| Text section |

+-------+

Cloudwatch monitoring configuration for EC2 and EBS

Cloudwatch

Amazon cloudwatch is one of the services provided by AWS for monitoring the cloud and application resources that you run on AWS. Through Cloudwatch monitoring you can monitor log files, set alarms, define set of actions to carry out automatically during an occurrence of an alert. You can even set cloudwatch to monitor logs generated by your application.

You can use cloudwatch for monitoring Amazon EC2 instances, EBS (Elastic Block Store) volume, ELB (Elastic Load Balancer), SQS (Simple Queue Service), DynamoDB tables and RDS (Relational Database Service) instances.

Is cloudwatch an alternative for other full fledged monitoring solutions ?

The answer for this depends upon your requirement. If your monitoring requirement is very minimal (CPU Utilization, Disk, Memory etc ) then this should be suffice. But mostly for a much bigger environment that requires more detailed monitoring, you would be needing a full stack integration, either built-in house or via an established full stack monitoring service that makes use of Cloudwatch API.

What we are going to see in this article?

We will be configuring cloudwatch monitoring and alert for EC2 and EBS. We will configure monitoring for CPU, Memory, Disk and EBS volume. To accomplish this we need to complete the below steps

Enable memory, swap, and disk space utilization metrics using perl script ( This does not come as part of default metrics )

Create SNS Topic and Subscribers for alert configuration

Configure cloud watch metrics for alert and event based action

Lets get our hands dirty and see how we can implement this

Enable monitoring for Memory and Disk Utilization

By default EC2 comes up with metrics for the below functions.

CPU Utilization
CPU Credit Usage
CPU Credit Balance
Disk Reads / Operations
Disk Writes / Operations
Network In / Network Packets In
Network Out / Network Packets Out
Status Checks

Excerpt from Cloudwatch Dashboard:

We need to enable EC2 instance to produce metrics for Memory and disk usage that cloudwatch can consume. We can then see the metrics for this just like the ones mentioned above under cloudwatch dashboard. We will be using perl script to accomplish this.

Follow the below steps:

We need additional modules in order for the monitoring to work. We will install those modules first. Login to your EC2 instance and execute the below commands as per the OS.

Red Hat Enterprise Linux:

$ sudo yum install perl-Switch perl-DateTime perl-Sys-Syslog perl-LWP-Protocol-https perl-Digest-SHA -y

$ sudo yum install zip unzip

SUSE Linux Enterprise Server

$ sudo zypper install perl-Switch perl-DateTime

$ sudo zypper install –y “perl(LWP::Protocol::https)”

Ubuntu Server

$ sudo apt-get update

$ sudo apt-get install unzip

$ sudo apt-get install libwww-perl libdatetime-perl

Alright, we are done with the prerequisites for the script. Lets download and configure the script now. Execute the below steps.

+-------+

| Directive A |
In the CloudWatch article, write out everything from "The answer for" down to "default metrics )", swapping "EBS" for "Elastic Block Store" wherever it occurs.

+-------+

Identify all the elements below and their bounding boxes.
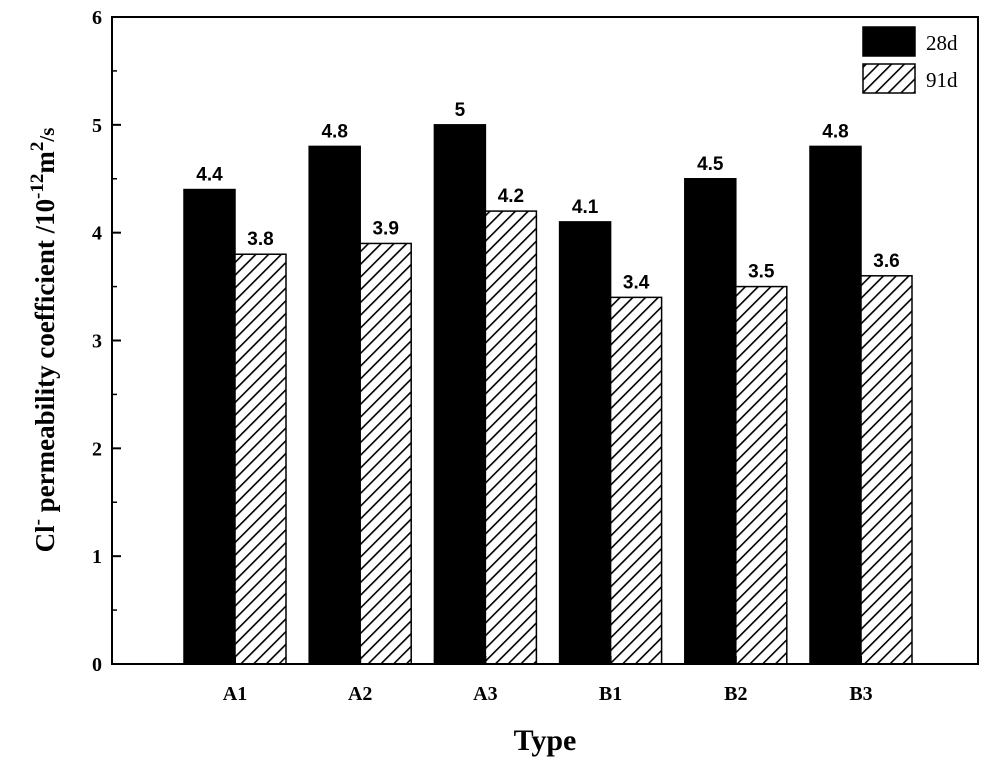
x-tick-label-A3: A3 bbox=[473, 683, 497, 705]
y-tick-label: 1 bbox=[92, 546, 102, 568]
legend-label-28d: 28d bbox=[926, 31, 958, 55]
y-tick-label: 4 bbox=[92, 223, 102, 245]
bar-28d-A3 bbox=[433, 124, 487, 665]
y-axis-title-part: /s bbox=[35, 128, 59, 143]
data-label-28d-B2: 4.5 bbox=[697, 154, 724, 175]
data-label-28d-A3: 5 bbox=[455, 100, 466, 121]
data-label-91d-A3: 4.2 bbox=[498, 186, 524, 207]
bar-91d-B3 bbox=[860, 275, 913, 665]
bar-28d-A2 bbox=[308, 145, 361, 665]
data-label-91d-B1: 3.4 bbox=[623, 272, 650, 293]
y-axis-title-sup: -12 bbox=[27, 174, 48, 199]
data-labels-layer: 4.4 3.8 4.8 3.9 5 4.2 4.1 3.4 4.5 3.5 4.8 3.6 bbox=[196, 100, 899, 294]
x-axis: A1 A2 A3 B1 B2 B3 bbox=[223, 656, 873, 705]
bar-91d-B1 bbox=[609, 296, 663, 665]
x-tick-label-A2: A2 bbox=[348, 683, 372, 705]
y-axis-title-part: Cl bbox=[30, 525, 60, 552]
y-axis-title-sup: - bbox=[27, 519, 48, 525]
bar-28d-A1 bbox=[183, 188, 236, 665]
y-tick-label: 5 bbox=[92, 115, 102, 137]
x-tick-label-B1: B1 bbox=[599, 683, 622, 705]
legend-label-91d: 91d bbox=[926, 68, 958, 92]
data-label-28d-B1: 4.1 bbox=[572, 197, 599, 218]
y-axis-title: Cl- permeability coefficient /10-12m2/s bbox=[27, 128, 60, 553]
data-label-91d-B3: 3.6 bbox=[873, 251, 899, 272]
y-axis: 0 1 2 3 4 5 6 bbox=[92, 7, 121, 676]
y-tick-label: 6 bbox=[92, 7, 102, 29]
y-axis-title-part: m bbox=[30, 151, 60, 174]
legend-swatch-91d bbox=[862, 63, 916, 94]
bar-91d-A1 bbox=[234, 253, 287, 665]
data-label-91d-A2: 3.9 bbox=[372, 218, 398, 239]
bar-91d-A2 bbox=[359, 242, 412, 665]
data-label-28d-A1: 4.4 bbox=[196, 165, 223, 186]
data-label-91d-B2: 3.5 bbox=[748, 262, 775, 283]
data-label-28d-A2: 4.8 bbox=[321, 121, 347, 142]
data-label-28d-B3: 4.8 bbox=[822, 121, 848, 142]
x-tick-label-A1: A1 bbox=[223, 683, 247, 705]
x-axis-title: Type bbox=[514, 724, 577, 757]
bar-28d-B3 bbox=[809, 145, 862, 665]
y-tick-label: 2 bbox=[92, 438, 102, 460]
y-tick-label: 3 bbox=[92, 331, 102, 353]
data-label-91d-A1: 3.8 bbox=[247, 229, 273, 250]
bar-28d-B1 bbox=[558, 221, 612, 665]
y-axis-title-part: permeability coefficient /10 bbox=[30, 199, 60, 519]
legend: 28d 91d bbox=[862, 26, 958, 94]
y-axis-title-sup: 2 bbox=[27, 142, 48, 152]
bar-91d-A3 bbox=[484, 210, 538, 665]
x-tick-label-B3: B3 bbox=[849, 683, 872, 705]
bar-91d-B2 bbox=[735, 285, 788, 665]
bar-28d-B2 bbox=[684, 178, 737, 665]
y-tick-label: 0 bbox=[92, 654, 102, 676]
bars-layer bbox=[183, 124, 913, 665]
legend-swatch-28d bbox=[862, 26, 916, 57]
x-tick-label-B2: B2 bbox=[724, 683, 747, 705]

+-------+

| Directive B |
Print everything in the records from the line that contains "x-tick-label-A3: A3 bbox=[473, 683, 497, 705]" down to the line that contains "data-label-91d-A3: 4.2 bbox=[498, 186, 524, 207]", including both of those lines, exactly as they appear.

| Expected answer A |
The answer for this depends upon your requirement. If your monitoring requirement is very minimal (CPU Utilization, Disk, Memory etc ) then this should be suffice. But mostly for a much bigger environment that requires more detailed monitoring, you would be needing a full stack integration, either built-in house or via an established full stack monitoring service that makes use of Cloudwatch API.

What we are going to see in this article?

We will be configuring cloudwatch monitoring and alert for EC2 and Elastic Block Store. We will configure monitoring for CPU, Memory, Disk and Elastic Block Store volume. To accomplish this we need to complete the below steps

Enable memory, swap, and disk space utilization metrics using perl script ( This does not come as part of default metrics )

| Expected answer B |
x-tick-label-A3: A3 bbox=[473, 683, 497, 705]
y-tick-label: 1 bbox=[92, 546, 102, 568]
legend-label-28d: 28d bbox=[926, 31, 958, 55]
y-tick-label: 4 bbox=[92, 223, 102, 245]
bar-28d-A3 bbox=[433, 124, 487, 665]
y-axis-title-part: /s bbox=[35, 128, 59, 143]
data-label-28d-B2: 4.5 bbox=[697, 154, 724, 175]
data-label-28d-A3: 5 bbox=[455, 100, 466, 121]
data-label-91d-A3: 4.2 bbox=[498, 186, 524, 207]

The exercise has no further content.